• _REQUIRED WORK_: Check each line for the string "Questions", then give only how many lines have it.

• _INPUT MATERIAL_:
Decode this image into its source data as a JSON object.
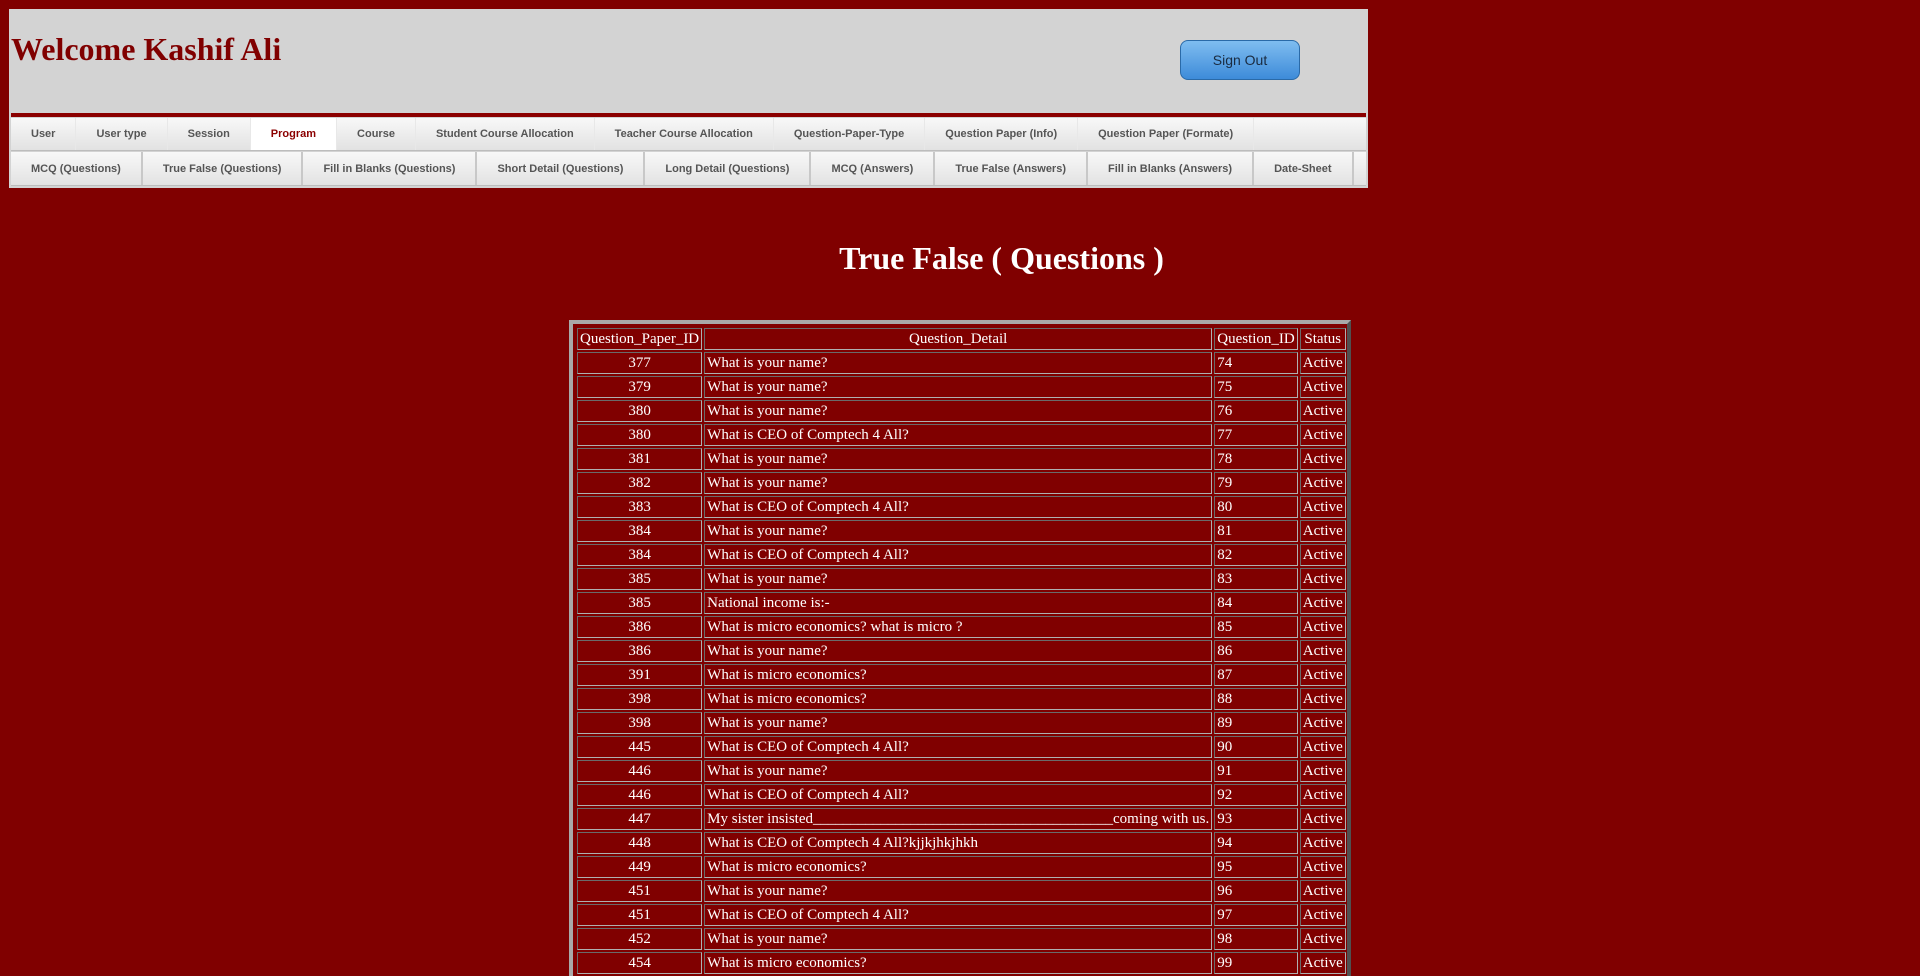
{
  "header": {
    "welcome": "Welcome Kashif Ali",
    "sign_out": "Sign Out"
  },
  "menu": {
    "row1": [
      {
        "label": "User"
      },
      {
        "label": "User type"
      },
      {
        "label": "Session"
      },
      {
        "label": "Program",
        "active": true
      },
      {
        "label": "Course"
      },
      {
        "label": "Student Course Allocation"
      },
      {
        "label": "Teacher Course Allocation"
      },
      {
        "label": "Question-Paper-Type"
      },
      {
        "label": "Question Paper (Info)"
      },
      {
        "label": "Question Paper (Formate)"
      }
    ],
    "row2": [
      {
        "label": "MCQ (Questions)"
      },
      {
        "label": "True False (Questions)"
      },
      {
        "label": "Fill in Blanks (Questions)"
      },
      {
        "label": "Short Detail (Questions)"
      },
      {
        "label": "Long Detail (Questions)"
      },
      {
        "label": "MCQ (Answers)"
      },
      {
        "label": "True False (Answers)"
      },
      {
        "label": "Fill in Blanks (Answers)"
      },
      {
        "label": "Date-Sheet"
      }
    ]
  },
  "page": {
    "title": "True False ( Questions )"
  },
  "table": {
    "columns": [
      "Question_Paper_ID",
      "Question_Detail",
      "Question_ID",
      "Status"
    ],
    "rows": [
      [
        "377",
        "What is your name?",
        "74",
        "Active"
      ],
      [
        "379",
        "What is your name?",
        "75",
        "Active"
      ],
      [
        "380",
        "What is your name?",
        "76",
        "Active"
      ],
      [
        "380",
        "What is CEO of Comptech 4 All?",
        "77",
        "Active"
      ],
      [
        "381",
        "What is your name?",
        "78",
        "Active"
      ],
      [
        "382",
        "What is your name?",
        "79",
        "Active"
      ],
      [
        "383",
        "What is CEO of Comptech 4 All?",
        "80",
        "Active"
      ],
      [
        "384",
        "What is your name?",
        "81",
        "Active"
      ],
      [
        "384",
        "What is CEO of Comptech 4 All?",
        "82",
        "Active"
      ],
      [
        "385",
        "What is your name?",
        "83",
        "Active"
      ],
      [
        "385",
        "National income is:-",
        "84",
        "Active"
      ],
      [
        "386",
        "What is micro economics? what is micro ?",
        "85",
        "Active"
      ],
      [
        "386",
        "What is your name?",
        "86",
        "Active"
      ],
      [
        "391",
        "What is micro economics?",
        "87",
        "Active"
      ],
      [
        "398",
        "What is micro economics?",
        "88",
        "Active"
      ],
      [
        "398",
        "What is your name?",
        "89",
        "Active"
      ],
      [
        "445",
        "What is CEO of Comptech 4 All?",
        "90",
        "Active"
      ],
      [
        "446",
        "What is your name?",
        "91",
        "Active"
      ],
      [
        "446",
        "What is CEO of Comptech 4 All?",
        "92",
        "Active"
      ],
      [
        "447",
        "My sister insisted________________________________________coming with us.",
        "93",
        "Active"
      ],
      [
        "448",
        "What is CEO of Comptech 4 All?kjjkjhkjhkh",
        "94",
        "Active"
      ],
      [
        "449",
        "What is micro economics?",
        "95",
        "Active"
      ],
      [
        "451",
        "What is your name?",
        "96",
        "Active"
      ],
      [
        "451",
        "What is CEO of Comptech 4 All?",
        "97",
        "Active"
      ],
      [
        "452",
        "What is your name?",
        "98",
        "Active"
      ],
      [
        "454",
        "What is micro economics?",
        "99",
        "Active"
      ]
    ]
  }
}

• _TASK OUTPUT_: 6